WRITTEN INSTRUCTION → Find and copy every line in the records that includes the string "value".

### AVAILABLE RECORDS ###

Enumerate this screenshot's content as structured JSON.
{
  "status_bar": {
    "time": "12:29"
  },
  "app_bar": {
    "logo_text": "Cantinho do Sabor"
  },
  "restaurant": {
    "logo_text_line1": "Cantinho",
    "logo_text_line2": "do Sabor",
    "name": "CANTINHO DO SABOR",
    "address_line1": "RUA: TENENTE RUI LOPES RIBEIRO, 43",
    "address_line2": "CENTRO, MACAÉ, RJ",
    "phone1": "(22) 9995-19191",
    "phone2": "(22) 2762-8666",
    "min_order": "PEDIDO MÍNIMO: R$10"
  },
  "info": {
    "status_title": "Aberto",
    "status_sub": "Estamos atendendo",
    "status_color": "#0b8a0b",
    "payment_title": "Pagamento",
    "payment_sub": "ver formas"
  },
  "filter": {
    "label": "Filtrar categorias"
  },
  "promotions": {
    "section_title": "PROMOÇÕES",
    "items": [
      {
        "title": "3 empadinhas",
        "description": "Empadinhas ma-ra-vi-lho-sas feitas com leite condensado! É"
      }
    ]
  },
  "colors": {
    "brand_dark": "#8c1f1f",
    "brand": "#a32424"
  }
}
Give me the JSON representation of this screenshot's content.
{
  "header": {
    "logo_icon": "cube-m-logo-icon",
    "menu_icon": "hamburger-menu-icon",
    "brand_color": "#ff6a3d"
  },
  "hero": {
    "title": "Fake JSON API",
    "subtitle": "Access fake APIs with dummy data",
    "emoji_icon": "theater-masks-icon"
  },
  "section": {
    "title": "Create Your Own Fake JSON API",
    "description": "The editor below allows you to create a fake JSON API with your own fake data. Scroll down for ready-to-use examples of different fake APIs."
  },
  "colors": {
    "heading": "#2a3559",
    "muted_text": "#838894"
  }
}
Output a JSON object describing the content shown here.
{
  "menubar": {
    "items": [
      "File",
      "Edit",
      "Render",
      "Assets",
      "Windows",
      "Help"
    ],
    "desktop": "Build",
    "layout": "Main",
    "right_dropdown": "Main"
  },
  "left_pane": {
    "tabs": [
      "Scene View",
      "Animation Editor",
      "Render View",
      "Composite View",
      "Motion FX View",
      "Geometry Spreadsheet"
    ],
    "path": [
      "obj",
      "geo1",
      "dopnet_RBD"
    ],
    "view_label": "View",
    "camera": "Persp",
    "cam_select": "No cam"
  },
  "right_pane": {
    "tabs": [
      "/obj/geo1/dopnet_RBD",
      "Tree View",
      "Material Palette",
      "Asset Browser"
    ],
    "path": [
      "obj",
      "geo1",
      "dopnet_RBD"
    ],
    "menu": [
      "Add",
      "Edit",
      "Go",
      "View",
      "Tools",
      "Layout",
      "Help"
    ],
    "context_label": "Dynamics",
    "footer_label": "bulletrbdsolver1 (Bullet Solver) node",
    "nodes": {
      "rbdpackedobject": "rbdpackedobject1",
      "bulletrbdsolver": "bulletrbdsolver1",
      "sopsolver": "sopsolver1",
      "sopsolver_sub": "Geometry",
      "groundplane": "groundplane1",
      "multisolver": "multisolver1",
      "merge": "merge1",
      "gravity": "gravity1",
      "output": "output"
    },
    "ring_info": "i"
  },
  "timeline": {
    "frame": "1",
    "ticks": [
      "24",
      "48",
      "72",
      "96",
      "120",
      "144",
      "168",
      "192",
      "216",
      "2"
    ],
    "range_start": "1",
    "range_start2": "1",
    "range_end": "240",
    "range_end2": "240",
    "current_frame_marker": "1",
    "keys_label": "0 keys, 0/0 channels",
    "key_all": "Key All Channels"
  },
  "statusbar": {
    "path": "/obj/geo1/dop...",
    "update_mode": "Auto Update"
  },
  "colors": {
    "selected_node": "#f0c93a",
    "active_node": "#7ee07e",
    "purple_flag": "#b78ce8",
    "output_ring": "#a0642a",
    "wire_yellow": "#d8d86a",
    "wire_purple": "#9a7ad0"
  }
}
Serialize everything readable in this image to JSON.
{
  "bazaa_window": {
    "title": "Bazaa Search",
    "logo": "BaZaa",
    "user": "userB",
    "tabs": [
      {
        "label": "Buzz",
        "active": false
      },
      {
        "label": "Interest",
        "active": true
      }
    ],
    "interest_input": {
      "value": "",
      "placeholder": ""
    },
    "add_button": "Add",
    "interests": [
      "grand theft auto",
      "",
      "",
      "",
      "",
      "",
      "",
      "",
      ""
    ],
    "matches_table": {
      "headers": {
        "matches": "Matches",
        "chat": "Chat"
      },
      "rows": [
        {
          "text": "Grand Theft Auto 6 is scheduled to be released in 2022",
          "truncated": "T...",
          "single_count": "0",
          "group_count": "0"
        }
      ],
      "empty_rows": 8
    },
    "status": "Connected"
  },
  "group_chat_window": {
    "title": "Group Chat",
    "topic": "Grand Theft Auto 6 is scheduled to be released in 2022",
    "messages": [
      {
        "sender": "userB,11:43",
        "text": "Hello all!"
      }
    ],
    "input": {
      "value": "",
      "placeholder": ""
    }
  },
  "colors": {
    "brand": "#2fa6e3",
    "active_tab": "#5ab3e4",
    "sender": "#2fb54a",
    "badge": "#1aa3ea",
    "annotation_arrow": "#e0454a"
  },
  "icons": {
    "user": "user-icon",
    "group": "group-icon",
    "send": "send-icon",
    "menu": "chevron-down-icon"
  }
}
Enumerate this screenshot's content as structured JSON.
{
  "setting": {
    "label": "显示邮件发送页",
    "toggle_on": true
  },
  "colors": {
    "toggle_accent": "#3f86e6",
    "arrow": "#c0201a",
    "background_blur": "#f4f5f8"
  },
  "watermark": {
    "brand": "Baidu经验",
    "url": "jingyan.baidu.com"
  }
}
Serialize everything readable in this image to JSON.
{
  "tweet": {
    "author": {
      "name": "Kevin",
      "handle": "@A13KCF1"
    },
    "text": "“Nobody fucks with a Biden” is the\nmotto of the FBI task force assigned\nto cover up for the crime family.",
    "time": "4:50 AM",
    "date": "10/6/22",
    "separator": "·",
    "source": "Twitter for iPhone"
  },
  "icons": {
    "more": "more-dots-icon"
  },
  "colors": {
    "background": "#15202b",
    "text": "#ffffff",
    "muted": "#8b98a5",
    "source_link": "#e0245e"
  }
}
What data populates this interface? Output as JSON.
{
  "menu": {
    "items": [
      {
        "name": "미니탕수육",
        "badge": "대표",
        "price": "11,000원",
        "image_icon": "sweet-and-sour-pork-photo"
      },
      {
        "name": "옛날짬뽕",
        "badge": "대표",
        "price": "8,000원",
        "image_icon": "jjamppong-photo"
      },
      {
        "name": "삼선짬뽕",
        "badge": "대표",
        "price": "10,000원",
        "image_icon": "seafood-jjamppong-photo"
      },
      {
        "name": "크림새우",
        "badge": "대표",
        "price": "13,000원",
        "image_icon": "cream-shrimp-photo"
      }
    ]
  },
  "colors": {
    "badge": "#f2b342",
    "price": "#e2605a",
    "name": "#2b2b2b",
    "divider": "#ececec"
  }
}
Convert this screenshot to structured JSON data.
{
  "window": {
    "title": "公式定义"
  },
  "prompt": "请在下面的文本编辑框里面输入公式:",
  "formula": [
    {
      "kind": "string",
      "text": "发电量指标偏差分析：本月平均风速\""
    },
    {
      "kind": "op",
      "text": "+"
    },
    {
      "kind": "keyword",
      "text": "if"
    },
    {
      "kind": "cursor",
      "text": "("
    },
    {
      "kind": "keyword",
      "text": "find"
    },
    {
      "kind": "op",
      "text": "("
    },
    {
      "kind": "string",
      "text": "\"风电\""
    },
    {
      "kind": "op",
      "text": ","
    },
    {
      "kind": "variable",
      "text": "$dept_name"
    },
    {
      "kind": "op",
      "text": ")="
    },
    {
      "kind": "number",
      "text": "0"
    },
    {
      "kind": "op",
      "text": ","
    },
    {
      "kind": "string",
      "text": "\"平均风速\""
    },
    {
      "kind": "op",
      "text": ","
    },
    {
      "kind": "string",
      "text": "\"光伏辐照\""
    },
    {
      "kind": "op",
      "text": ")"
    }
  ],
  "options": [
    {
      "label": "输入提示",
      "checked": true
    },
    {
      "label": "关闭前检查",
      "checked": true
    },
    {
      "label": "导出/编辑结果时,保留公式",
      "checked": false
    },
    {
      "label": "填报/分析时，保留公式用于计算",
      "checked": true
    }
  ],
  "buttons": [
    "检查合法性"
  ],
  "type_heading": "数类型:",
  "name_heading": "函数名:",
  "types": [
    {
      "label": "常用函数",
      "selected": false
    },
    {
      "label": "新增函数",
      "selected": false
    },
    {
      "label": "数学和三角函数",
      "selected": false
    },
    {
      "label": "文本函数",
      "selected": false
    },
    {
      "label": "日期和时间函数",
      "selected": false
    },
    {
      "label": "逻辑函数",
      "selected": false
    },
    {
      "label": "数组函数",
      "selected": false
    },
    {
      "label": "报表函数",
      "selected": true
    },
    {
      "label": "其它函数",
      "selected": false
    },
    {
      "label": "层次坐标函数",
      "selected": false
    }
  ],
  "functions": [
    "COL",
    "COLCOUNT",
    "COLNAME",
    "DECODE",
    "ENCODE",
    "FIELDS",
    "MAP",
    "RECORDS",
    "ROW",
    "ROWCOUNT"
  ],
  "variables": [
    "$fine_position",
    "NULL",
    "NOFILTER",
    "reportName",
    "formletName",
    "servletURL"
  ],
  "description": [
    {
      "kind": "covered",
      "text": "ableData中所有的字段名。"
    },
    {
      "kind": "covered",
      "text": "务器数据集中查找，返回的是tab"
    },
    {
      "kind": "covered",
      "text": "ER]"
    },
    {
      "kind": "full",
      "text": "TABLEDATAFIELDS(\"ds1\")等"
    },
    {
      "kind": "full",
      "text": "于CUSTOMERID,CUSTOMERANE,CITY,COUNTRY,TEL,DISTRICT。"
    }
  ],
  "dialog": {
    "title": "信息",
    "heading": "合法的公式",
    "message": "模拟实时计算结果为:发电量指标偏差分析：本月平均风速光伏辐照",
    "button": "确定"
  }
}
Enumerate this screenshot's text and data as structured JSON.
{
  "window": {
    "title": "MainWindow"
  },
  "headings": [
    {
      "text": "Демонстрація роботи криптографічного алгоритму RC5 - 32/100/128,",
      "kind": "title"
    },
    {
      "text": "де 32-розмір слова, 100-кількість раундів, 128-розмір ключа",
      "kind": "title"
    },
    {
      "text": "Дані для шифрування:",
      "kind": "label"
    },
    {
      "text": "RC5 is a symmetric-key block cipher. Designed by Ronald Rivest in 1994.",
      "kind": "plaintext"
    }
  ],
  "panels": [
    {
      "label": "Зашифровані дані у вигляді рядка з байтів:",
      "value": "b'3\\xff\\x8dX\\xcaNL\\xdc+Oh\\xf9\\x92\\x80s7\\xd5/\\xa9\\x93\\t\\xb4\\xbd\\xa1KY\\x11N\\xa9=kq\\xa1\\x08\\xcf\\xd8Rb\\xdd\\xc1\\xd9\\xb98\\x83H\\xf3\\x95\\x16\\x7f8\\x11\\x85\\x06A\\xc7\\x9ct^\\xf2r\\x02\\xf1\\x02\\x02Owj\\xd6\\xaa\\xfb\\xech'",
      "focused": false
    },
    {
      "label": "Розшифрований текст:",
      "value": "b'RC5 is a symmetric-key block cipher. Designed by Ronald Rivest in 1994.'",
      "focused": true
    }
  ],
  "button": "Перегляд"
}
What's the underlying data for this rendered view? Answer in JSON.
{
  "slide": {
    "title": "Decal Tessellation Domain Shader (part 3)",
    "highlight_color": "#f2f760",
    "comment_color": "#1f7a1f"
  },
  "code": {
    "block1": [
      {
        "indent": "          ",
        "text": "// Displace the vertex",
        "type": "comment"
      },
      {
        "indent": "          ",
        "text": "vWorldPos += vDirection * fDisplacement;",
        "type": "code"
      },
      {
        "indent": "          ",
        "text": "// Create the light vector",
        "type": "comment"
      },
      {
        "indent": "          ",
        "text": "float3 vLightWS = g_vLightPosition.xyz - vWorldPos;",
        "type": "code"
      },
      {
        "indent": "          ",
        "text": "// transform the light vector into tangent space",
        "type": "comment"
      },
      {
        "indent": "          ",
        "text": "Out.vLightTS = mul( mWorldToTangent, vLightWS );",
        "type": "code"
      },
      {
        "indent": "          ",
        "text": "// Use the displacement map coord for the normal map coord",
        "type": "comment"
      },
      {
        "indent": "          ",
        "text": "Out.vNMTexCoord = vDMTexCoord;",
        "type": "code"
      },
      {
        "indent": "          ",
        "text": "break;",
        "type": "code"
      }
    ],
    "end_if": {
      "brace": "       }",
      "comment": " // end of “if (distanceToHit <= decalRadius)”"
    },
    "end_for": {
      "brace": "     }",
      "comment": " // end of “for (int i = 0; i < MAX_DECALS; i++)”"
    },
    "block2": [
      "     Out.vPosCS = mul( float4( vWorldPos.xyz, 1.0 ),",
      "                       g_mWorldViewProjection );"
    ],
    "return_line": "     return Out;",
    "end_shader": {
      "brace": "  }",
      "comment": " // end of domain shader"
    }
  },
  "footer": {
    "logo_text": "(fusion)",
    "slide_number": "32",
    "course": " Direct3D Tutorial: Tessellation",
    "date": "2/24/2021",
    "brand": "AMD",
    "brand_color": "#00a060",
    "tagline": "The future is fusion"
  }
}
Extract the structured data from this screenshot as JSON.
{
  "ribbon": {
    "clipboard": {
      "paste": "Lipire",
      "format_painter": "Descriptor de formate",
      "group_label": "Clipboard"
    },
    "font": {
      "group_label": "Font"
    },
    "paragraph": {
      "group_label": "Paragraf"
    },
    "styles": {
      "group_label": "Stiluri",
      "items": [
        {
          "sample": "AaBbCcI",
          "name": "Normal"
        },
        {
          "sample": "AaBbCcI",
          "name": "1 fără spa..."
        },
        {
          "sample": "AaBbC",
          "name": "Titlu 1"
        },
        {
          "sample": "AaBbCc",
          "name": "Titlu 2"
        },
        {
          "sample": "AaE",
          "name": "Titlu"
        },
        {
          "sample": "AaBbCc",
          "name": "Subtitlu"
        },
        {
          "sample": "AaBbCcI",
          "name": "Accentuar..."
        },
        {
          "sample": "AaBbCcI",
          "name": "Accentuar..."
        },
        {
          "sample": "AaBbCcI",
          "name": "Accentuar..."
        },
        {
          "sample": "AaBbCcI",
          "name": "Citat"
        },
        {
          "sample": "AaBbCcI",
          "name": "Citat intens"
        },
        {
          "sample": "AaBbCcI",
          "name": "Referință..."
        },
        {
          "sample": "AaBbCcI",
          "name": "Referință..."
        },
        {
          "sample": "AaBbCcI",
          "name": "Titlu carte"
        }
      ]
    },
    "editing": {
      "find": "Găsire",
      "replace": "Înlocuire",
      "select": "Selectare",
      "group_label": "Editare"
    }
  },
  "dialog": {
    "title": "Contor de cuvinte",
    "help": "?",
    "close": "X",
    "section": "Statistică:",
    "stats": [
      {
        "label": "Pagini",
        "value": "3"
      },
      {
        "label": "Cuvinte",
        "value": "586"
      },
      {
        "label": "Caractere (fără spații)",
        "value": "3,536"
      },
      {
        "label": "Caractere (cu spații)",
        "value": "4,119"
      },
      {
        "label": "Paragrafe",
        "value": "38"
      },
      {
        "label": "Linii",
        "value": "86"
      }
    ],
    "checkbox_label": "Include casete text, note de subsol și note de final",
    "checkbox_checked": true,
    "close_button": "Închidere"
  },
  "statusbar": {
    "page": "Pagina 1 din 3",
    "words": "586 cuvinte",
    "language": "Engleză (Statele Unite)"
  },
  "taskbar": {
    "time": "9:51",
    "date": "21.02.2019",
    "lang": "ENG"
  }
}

###

SOLUTION →
      "value": "",
      "value": "",
      "value": "b'3\\xff\\x8dX\\xcaNL\\xdc+Oh\\xf9\\x92\\x80s7\\xd5/\\xa9\\x93\\t\\xb4\\xbd\\xa1KY\\x11N\\xa9=kq\\xa1\\x08\\xcf\\xd8Rb\\xdd\\xc1\\xd9\\xb98\\x83H\\xf3\\x95\\x16\\x7f8\\x11\\x85\\x06A\\xc7\\x9ct^\\xf2r\\x02\\xf1\\x02\\x02Owj\\xd6\\xaa\\xfb\\xech'",
      "value": "b'RC5 is a symmetric-key block cipher. Designed by Ronald Rivest in 1994.'",
        "value": "3"
        "value": "586"
        "value": "3,536"
        "value": "4,119"
        "value": "38"
        "value": "86"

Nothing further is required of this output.